> [What is asked] Copy the data word for word, starting at the first line and ending after the line that contains "flag-france-icon[interactable] <box>131 24".
____________
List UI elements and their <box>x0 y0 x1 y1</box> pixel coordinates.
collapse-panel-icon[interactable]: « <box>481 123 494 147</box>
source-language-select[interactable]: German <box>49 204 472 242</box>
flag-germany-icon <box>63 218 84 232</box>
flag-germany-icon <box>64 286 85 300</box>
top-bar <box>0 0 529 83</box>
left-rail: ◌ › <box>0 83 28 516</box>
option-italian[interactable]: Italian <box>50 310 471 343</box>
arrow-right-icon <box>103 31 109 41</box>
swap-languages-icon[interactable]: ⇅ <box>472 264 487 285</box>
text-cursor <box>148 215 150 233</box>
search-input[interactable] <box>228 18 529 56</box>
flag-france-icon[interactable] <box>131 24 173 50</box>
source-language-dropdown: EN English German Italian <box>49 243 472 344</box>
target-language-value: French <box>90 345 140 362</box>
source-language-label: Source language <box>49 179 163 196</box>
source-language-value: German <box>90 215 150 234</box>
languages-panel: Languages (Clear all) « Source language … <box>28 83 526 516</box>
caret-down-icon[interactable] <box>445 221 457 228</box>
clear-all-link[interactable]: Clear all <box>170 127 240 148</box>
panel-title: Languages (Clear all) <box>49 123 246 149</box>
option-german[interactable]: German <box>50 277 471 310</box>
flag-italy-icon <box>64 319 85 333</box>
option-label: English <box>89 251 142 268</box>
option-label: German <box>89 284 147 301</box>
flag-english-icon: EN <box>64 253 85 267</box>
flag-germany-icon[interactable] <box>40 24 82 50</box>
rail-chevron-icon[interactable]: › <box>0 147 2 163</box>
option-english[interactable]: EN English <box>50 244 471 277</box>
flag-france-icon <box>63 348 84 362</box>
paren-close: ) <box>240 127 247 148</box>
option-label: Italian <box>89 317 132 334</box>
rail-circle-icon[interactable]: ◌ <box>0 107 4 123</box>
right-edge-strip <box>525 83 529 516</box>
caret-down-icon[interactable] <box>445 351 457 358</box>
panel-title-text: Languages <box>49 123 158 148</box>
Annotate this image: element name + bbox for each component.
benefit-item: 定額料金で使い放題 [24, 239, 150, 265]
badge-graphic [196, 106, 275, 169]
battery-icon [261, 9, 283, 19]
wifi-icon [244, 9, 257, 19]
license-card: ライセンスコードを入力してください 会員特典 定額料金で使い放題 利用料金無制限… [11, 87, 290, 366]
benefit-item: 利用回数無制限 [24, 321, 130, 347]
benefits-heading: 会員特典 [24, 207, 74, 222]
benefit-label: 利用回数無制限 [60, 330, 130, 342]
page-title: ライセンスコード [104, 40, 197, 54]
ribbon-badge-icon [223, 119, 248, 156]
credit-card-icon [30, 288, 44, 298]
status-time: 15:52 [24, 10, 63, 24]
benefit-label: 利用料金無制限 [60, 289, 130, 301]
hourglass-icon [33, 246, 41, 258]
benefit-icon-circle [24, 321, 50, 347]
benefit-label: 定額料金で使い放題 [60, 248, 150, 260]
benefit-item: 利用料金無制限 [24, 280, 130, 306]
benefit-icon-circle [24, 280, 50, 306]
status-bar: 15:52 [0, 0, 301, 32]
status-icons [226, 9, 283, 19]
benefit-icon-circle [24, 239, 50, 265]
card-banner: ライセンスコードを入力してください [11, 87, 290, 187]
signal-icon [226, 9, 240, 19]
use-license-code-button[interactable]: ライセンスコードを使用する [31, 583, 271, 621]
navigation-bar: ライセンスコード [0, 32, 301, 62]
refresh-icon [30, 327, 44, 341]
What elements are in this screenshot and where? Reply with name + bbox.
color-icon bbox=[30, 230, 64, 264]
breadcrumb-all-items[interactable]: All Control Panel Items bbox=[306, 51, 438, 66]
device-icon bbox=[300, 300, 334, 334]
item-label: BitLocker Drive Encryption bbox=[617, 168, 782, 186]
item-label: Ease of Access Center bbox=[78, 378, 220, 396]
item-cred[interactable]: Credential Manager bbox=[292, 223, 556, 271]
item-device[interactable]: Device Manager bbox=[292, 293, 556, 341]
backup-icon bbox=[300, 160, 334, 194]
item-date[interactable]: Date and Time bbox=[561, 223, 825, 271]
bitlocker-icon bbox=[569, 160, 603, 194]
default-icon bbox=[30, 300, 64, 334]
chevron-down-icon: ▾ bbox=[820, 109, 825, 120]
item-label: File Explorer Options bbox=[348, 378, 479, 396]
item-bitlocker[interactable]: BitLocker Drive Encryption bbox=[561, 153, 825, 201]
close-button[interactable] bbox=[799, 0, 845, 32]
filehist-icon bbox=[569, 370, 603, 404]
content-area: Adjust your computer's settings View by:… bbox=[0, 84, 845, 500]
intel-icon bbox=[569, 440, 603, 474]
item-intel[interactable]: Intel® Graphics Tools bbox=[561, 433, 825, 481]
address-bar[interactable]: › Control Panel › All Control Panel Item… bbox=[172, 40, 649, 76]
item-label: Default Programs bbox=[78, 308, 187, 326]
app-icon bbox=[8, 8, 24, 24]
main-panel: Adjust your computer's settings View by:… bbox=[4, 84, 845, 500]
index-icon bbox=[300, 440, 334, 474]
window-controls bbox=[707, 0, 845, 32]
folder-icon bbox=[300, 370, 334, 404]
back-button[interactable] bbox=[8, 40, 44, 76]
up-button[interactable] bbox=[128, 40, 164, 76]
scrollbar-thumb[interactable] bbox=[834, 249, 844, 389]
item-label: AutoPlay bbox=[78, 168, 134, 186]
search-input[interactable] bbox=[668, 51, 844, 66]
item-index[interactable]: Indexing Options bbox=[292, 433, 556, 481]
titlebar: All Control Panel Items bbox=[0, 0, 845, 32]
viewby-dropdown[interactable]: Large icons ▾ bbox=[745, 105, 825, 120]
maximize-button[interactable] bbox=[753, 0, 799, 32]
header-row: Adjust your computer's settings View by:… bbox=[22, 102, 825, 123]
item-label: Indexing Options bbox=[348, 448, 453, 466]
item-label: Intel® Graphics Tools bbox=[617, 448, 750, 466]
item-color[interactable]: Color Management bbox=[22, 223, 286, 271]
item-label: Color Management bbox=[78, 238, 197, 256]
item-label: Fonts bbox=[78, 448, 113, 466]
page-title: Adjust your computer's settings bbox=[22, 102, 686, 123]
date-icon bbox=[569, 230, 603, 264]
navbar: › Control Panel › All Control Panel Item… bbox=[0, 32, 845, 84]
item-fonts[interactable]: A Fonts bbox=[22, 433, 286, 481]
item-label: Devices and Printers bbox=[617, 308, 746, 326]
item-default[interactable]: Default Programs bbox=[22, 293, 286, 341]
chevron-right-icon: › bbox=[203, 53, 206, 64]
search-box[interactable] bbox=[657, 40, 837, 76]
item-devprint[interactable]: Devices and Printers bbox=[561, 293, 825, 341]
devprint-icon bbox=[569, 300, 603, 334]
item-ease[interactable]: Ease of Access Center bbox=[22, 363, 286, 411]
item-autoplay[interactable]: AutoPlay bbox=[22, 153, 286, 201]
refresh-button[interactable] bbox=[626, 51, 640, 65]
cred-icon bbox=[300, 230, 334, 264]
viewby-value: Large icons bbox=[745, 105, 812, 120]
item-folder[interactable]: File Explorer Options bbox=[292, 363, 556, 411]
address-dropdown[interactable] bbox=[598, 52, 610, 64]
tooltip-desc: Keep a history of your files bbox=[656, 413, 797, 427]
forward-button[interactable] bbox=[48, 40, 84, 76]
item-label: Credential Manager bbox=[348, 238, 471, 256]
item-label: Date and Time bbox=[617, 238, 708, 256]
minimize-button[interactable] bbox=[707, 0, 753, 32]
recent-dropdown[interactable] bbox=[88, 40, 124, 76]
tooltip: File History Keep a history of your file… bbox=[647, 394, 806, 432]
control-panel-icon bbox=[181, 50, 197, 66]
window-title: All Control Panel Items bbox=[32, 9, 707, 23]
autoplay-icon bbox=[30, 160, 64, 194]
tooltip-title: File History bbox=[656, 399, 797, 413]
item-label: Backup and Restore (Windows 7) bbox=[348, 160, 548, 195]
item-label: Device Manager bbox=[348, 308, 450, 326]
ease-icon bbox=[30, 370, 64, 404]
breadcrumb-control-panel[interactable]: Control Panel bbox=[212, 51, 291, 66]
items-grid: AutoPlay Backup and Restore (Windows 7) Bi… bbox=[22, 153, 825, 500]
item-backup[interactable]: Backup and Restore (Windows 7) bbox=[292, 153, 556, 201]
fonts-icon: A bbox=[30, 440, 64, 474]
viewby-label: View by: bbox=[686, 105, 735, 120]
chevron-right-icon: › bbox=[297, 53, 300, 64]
____________
> [Reply to the exercise]
List UI elements and their <box>x0 y0 x1 y1</box> pixel coordinates.
collapse-panel-icon[interactable]: « <box>481 123 494 147</box>
source-language-select[interactable]: German <box>49 204 472 242</box>
flag-germany-icon <box>63 218 84 232</box>
flag-germany-icon <box>64 286 85 300</box>
top-bar <box>0 0 529 83</box>
left-rail: ◌ › <box>0 83 28 516</box>
option-italian[interactable]: Italian <box>50 310 471 343</box>
arrow-right-icon <box>103 31 109 41</box>
swap-languages-icon[interactable]: ⇅ <box>472 264 487 285</box>
text-cursor <box>148 215 150 233</box>
search-input[interactable] <box>228 18 529 56</box>
flag-france-icon[interactable] <box>131 24 173 50</box>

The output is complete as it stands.